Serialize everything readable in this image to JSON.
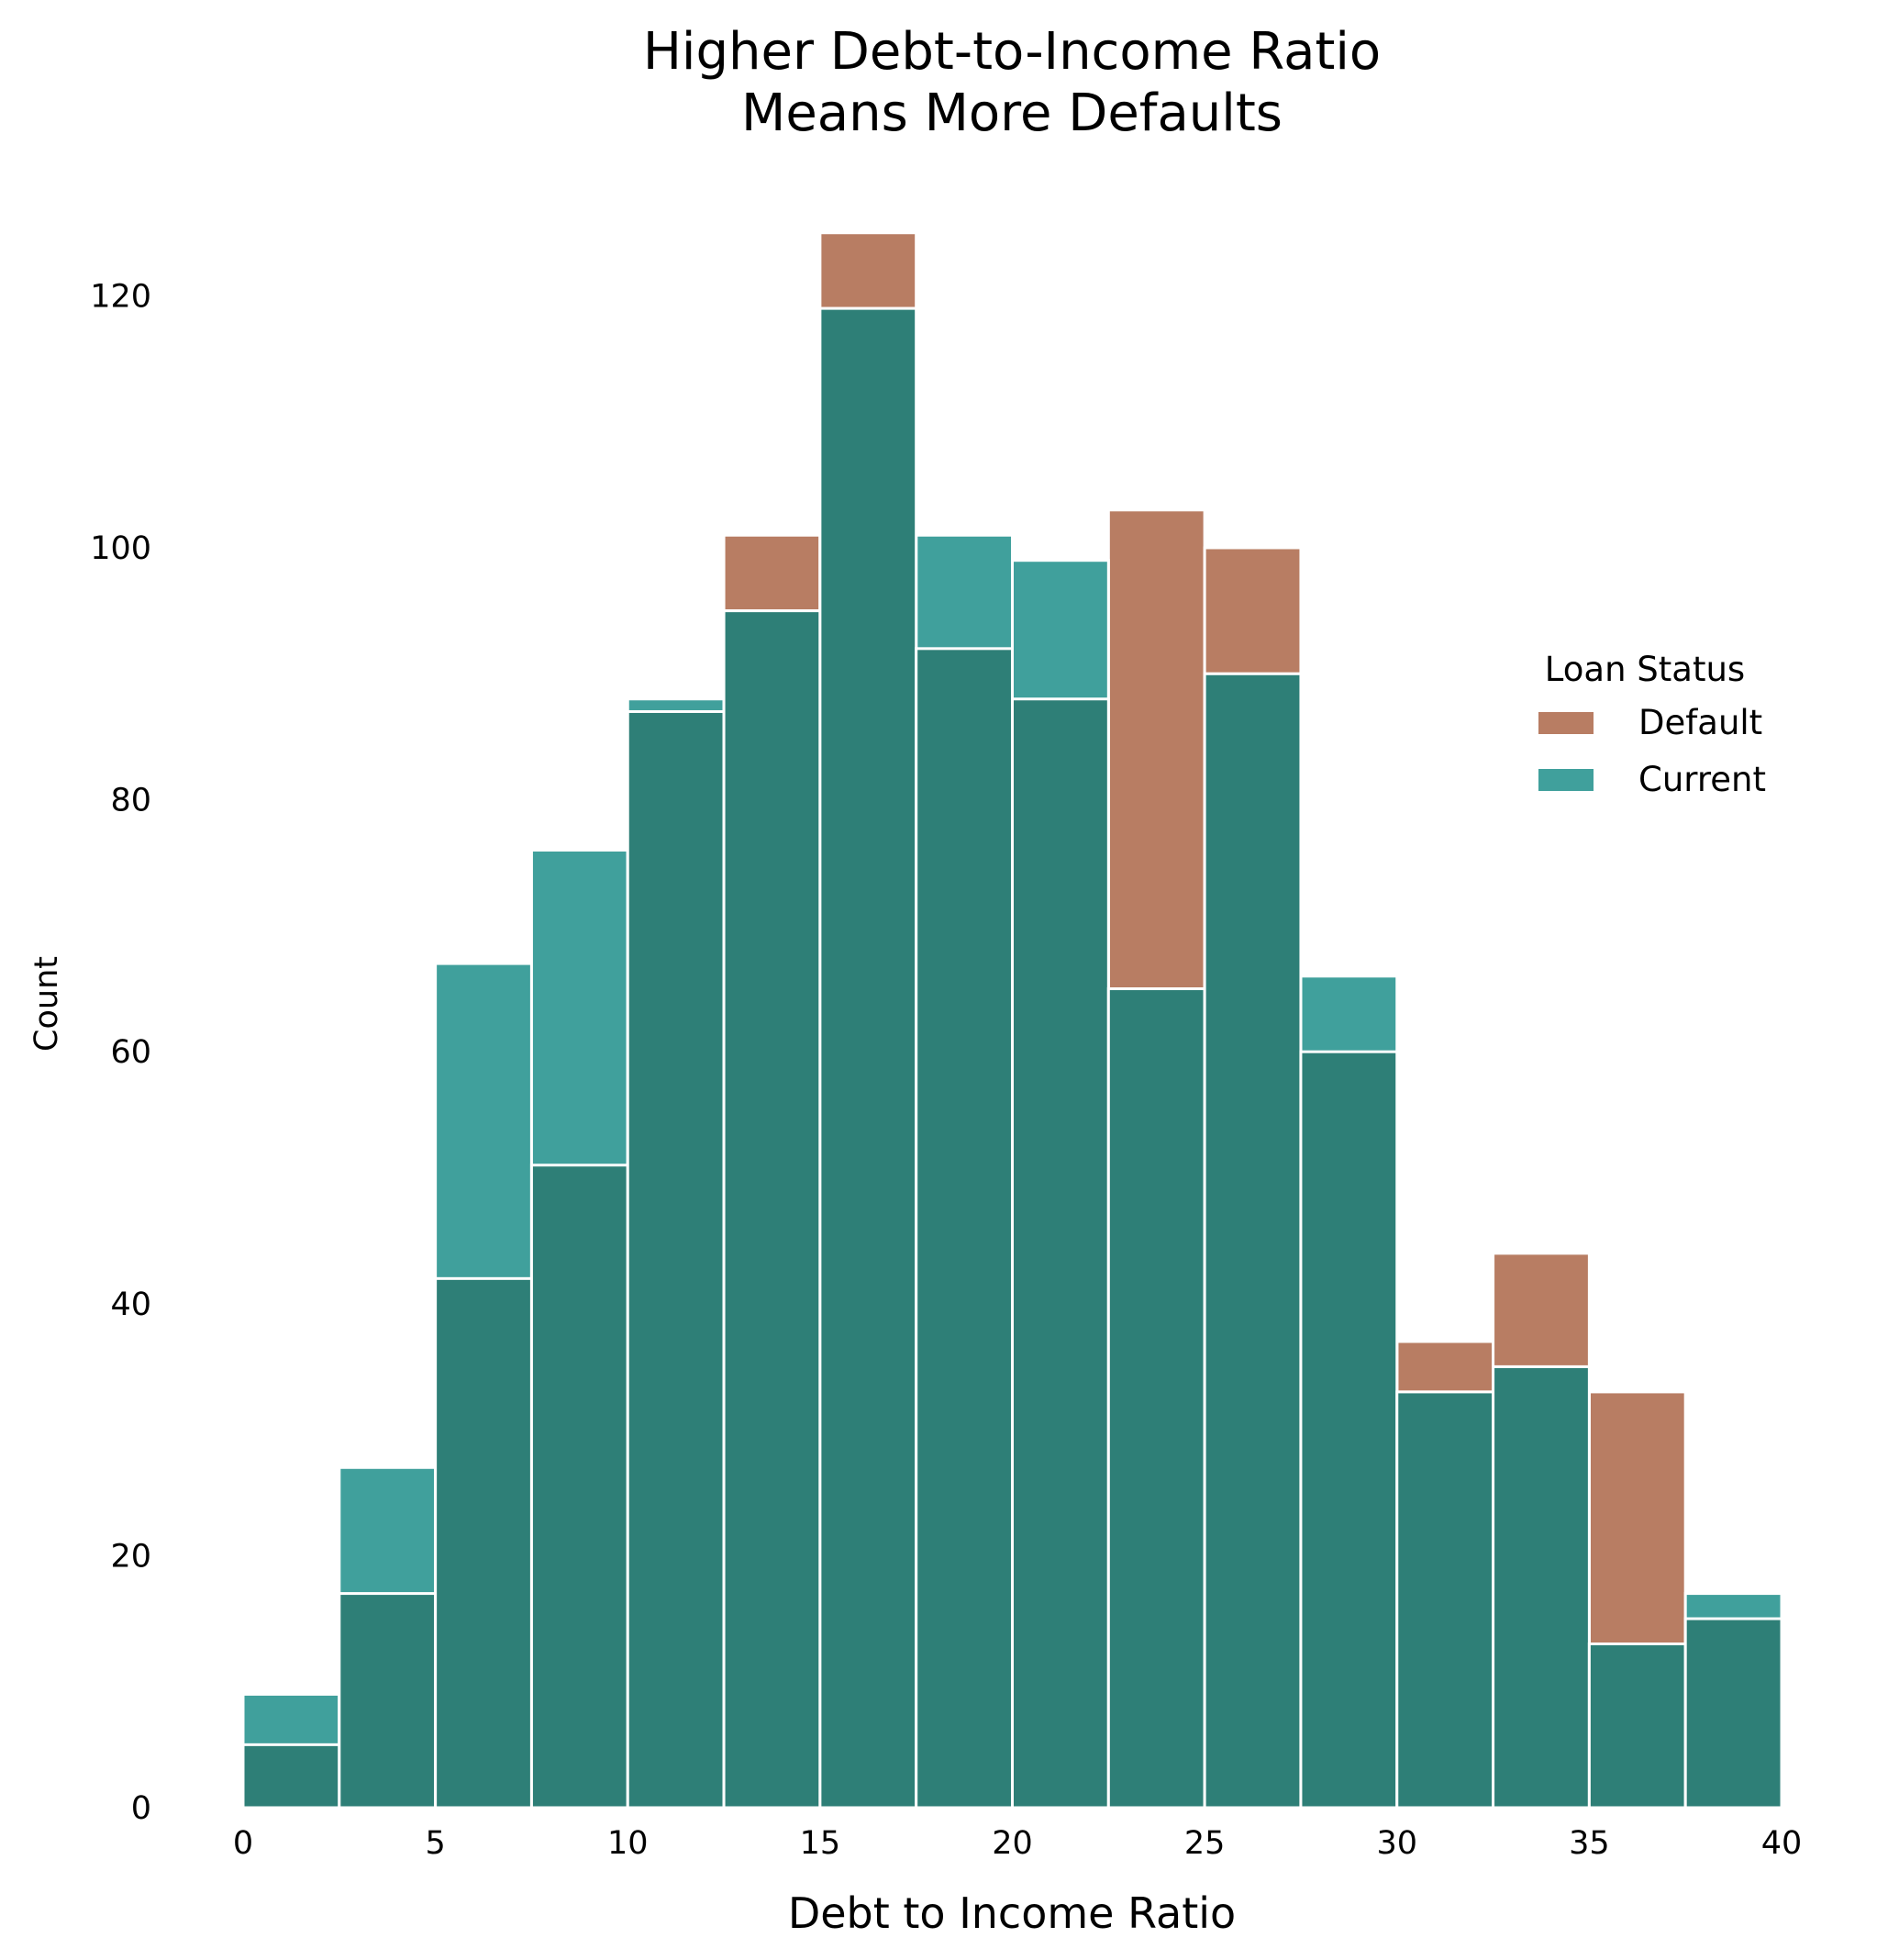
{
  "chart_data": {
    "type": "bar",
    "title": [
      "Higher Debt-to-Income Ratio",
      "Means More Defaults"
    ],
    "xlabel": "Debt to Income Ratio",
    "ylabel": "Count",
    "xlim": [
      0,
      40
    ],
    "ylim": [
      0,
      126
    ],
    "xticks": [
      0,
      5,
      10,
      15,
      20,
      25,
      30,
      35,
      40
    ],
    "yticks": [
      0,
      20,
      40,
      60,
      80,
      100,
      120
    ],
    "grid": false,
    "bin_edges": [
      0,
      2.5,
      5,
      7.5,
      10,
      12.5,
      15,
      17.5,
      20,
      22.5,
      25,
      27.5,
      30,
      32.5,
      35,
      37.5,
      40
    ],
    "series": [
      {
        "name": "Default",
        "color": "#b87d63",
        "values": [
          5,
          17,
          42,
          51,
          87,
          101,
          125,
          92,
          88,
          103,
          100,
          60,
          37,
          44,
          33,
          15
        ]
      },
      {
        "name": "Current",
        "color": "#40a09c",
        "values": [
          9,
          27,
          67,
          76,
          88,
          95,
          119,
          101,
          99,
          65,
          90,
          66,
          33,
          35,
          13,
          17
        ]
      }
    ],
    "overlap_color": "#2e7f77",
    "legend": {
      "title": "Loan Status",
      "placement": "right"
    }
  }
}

# SHORT EXERCISE:
Where a line above includes "Income", copy that line.

# TASK RESULT:
      "Higher Debt-to-Income Ratio",
    "xlabel": "Debt to Income Ratio",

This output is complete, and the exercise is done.